Extract to read:
====================

A Theatre Review by Frances Devlin-Glass

Runaway Priest, by Felix Meagher, presented by Bushwahzee, at 5th Brunswick Scout Hall, East Brunswick, Melbourne on 15 April 2021.
Felix Meagher’s latest play, Runaway Priest, is an ambitious project, more serious than his earlier plays: the intention is, in music, to protest the scandal that has beset the Church in the last four decades, clerical abuse of minors. The genre it belongs to is unusual: it’s not musical theatre, more music drama.
Clerical abuse is a complex topic, and one that for most people is difficult to fathom. The play made some headway in trying to get into the mind of the perpetrator, and the narratives he runs in his head. But the perpetrator was not the main focus: the play offered much more about a victim of such activity and an abducted child’s mother. In the play, sexuality as such was not explicit, but heavily implied, so the more anodyne term ‘training’ replaced the confrontational words ‘sexual grooming’. The reticence about sexuality as a key element in the system surprised me. ‘Training’ is of course a euphemism used by the clergy in the play for much more nefarious activities: the use of power against minors for sexual gain. The child targeted in the play was vulnerable because he had no effective father in his life; his mother was blamed for this and urged to reconcile with the father, against her interests. There is an evil misogyny at work in this ‘system’ in the unjustified victim-blaming of the mother desperate to provide a loving home for her son.
The production was a scaled back affair with a sharp focus on just a few characters: the mother, a runaway priest, a monsignor, and a pianist who played minor roles as a radio announcer, a representative of the press and policeman. It was all the more effective for the intensity of that focus. The staging of the play was also admirably simple. A very effective banner featuring the image of St Patrick’s Cathedral, fronted by a high wall of bluestone representing the graffitied Street of Sighs, a place of sadness and prostitution. And downstage left, a desk for a priest’s office. It’s a portable play, and I hope it will travel.

====================

Dataset records:
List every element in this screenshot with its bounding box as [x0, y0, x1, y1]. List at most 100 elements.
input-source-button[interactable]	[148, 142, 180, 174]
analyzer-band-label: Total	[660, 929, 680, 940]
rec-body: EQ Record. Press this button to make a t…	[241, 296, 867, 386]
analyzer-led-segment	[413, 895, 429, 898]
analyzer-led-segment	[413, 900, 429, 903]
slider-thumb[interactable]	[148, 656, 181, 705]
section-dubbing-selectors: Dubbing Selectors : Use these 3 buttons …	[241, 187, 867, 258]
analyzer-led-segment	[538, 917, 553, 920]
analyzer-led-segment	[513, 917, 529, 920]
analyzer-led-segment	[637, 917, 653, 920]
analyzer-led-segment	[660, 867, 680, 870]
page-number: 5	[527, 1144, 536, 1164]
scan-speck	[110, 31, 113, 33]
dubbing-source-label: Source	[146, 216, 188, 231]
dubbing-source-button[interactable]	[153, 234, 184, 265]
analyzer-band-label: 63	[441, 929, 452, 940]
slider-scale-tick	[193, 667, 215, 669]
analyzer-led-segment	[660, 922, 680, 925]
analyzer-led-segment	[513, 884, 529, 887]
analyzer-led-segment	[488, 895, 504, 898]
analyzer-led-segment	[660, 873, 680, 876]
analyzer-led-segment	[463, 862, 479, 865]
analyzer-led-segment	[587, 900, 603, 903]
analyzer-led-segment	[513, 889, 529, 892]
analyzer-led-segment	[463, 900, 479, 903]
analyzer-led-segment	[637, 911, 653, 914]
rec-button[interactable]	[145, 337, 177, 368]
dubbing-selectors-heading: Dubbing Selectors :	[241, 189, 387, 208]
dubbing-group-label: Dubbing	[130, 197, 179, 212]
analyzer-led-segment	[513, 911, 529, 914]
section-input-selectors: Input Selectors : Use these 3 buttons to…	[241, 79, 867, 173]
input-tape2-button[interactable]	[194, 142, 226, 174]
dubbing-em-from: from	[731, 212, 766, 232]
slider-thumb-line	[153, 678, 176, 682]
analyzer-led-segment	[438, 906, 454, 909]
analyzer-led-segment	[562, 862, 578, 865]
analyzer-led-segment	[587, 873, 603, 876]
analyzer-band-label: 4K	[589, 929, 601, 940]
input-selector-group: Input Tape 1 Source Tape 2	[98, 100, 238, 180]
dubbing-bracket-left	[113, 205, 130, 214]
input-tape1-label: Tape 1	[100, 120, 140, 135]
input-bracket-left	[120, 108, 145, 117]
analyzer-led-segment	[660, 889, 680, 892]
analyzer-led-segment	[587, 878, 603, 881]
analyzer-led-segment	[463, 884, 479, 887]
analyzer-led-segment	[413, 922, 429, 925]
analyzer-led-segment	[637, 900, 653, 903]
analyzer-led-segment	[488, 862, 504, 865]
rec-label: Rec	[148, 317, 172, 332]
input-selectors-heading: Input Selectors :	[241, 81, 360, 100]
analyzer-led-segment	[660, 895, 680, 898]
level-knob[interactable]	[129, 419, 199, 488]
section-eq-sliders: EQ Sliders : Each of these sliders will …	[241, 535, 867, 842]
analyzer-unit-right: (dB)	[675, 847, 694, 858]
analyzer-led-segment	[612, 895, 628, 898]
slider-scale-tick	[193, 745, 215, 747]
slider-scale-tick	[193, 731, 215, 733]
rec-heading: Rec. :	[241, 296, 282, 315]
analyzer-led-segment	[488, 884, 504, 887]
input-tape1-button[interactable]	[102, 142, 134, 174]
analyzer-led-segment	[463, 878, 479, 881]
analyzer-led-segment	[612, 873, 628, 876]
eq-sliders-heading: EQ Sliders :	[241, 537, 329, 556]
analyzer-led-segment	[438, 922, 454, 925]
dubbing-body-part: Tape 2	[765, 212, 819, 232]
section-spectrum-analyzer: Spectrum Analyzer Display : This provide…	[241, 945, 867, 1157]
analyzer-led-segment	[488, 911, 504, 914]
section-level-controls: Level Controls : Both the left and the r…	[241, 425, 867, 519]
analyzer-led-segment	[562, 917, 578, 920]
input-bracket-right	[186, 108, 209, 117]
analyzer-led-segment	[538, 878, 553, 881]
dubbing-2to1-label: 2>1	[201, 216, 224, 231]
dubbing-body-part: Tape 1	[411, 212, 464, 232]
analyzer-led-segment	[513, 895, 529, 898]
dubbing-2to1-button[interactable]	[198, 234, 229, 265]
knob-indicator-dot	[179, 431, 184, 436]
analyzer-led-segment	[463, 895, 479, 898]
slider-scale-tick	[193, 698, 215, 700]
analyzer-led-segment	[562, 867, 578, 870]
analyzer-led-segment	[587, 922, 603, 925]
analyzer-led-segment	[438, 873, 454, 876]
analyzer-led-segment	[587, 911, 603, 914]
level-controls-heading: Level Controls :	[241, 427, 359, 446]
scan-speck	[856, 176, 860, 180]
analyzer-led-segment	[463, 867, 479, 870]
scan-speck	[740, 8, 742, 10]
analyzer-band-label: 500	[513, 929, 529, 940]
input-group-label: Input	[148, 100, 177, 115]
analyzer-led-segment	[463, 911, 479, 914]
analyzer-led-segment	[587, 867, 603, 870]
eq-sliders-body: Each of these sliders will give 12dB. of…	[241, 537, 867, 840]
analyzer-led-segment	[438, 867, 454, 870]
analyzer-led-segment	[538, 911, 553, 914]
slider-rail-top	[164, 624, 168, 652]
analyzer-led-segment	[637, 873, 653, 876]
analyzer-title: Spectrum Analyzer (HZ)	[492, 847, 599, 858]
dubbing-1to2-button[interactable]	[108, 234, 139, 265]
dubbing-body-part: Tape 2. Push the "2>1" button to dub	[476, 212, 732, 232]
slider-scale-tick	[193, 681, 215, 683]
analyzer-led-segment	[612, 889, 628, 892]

====================

Work to be completed: Copy the theatre review from "Runaway Priest, by" up to and including "more music drama.", substituting "chamber opera" for "music drama".

Solution for this task:
Runaway Priest, by Felix Meagher, presented by Bushwahzee, at 5th Brunswick Scout Hall, East Brunswick, Melbourne on 15 April 2021.
Felix Meagher’s latest play, Runaway Priest, is an ambitious project, more serious than his earlier plays: the intention is, in music, to protest the scandal that has beset the Church in the last four decades, clerical abuse of minors. The genre it belongs to is unusual: it’s not musical theatre, more chamber opera.